WHAT YOU SHOULD DO: Which lines in the material below contain the word "esporas"? Copy each of them.
'''
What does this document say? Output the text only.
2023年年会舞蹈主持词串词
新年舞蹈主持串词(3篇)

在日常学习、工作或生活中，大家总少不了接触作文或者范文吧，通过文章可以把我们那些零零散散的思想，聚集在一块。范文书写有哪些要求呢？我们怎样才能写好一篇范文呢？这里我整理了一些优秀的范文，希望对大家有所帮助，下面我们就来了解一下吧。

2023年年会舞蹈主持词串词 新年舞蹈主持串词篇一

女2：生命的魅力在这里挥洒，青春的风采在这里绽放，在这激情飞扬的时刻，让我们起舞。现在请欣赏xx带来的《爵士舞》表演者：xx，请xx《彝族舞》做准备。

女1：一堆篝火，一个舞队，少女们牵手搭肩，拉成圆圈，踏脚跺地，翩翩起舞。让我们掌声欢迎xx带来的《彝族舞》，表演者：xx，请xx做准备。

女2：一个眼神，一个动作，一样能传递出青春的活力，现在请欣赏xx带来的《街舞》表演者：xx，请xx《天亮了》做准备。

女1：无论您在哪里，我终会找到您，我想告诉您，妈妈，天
'''
'''
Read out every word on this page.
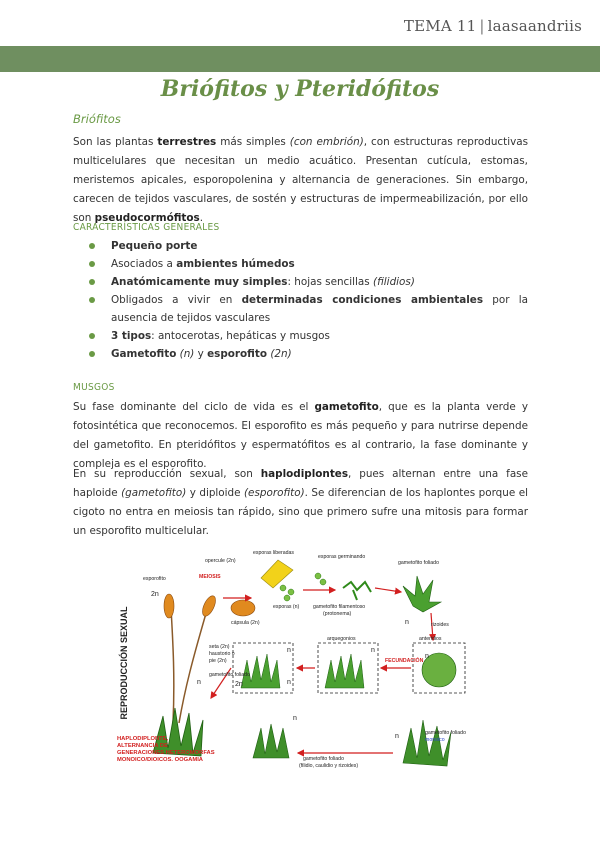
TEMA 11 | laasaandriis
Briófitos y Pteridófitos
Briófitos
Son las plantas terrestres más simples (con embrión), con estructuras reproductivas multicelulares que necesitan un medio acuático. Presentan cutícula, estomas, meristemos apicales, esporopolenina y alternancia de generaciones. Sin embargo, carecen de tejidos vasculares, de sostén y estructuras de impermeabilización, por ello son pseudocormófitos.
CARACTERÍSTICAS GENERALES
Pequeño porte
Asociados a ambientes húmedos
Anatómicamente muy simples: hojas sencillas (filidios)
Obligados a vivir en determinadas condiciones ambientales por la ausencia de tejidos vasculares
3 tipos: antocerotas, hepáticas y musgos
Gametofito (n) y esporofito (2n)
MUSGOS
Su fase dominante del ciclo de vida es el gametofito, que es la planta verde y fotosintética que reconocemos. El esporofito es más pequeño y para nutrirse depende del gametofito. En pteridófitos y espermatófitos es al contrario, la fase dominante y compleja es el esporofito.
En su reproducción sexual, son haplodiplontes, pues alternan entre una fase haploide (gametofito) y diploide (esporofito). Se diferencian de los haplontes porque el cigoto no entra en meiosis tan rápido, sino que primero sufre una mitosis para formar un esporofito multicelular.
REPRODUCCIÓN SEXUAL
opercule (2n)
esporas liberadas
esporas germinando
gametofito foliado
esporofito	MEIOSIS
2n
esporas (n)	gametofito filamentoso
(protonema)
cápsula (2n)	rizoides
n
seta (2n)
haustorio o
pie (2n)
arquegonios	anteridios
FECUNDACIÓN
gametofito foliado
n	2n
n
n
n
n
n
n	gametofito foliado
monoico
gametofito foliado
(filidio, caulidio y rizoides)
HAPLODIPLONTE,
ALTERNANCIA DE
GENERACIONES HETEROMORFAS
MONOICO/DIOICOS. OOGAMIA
'''
'''
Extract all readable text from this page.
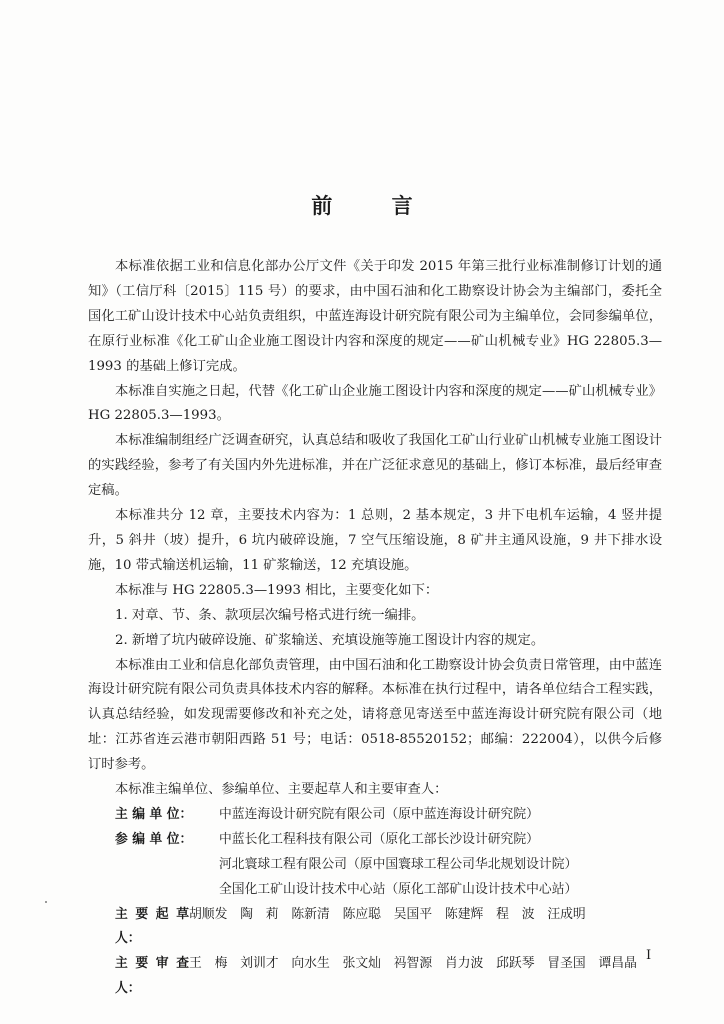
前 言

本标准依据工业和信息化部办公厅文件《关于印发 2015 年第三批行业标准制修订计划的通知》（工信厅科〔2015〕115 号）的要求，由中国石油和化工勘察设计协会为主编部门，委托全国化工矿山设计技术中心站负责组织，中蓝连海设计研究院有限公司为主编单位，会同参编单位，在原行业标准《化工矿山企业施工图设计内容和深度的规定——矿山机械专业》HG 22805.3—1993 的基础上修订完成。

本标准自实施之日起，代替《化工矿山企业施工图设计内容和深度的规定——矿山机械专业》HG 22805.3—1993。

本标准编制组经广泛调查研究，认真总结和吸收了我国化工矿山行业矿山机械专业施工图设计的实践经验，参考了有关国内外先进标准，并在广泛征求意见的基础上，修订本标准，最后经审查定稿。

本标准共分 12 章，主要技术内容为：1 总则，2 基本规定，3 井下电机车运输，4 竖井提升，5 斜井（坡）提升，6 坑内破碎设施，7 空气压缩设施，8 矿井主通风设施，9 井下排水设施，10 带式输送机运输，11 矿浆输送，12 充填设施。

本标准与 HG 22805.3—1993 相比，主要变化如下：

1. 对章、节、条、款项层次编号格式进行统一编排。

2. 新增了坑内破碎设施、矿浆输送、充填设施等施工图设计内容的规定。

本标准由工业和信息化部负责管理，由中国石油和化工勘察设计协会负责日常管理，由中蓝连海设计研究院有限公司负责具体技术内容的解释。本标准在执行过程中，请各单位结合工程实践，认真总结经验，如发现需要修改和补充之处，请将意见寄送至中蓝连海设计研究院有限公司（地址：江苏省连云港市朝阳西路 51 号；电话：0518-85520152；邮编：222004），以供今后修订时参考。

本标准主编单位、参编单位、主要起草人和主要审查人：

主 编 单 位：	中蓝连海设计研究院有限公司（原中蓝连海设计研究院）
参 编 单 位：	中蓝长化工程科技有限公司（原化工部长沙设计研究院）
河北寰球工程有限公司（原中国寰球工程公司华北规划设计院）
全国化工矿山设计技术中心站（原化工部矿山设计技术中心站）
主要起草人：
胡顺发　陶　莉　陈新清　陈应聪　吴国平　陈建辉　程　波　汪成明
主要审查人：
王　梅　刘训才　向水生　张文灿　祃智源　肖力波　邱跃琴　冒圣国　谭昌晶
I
'''
RESULT OF THIS TASK:
esporas liberadas
esporas germinando
esporas (n)	gametofito filamentoso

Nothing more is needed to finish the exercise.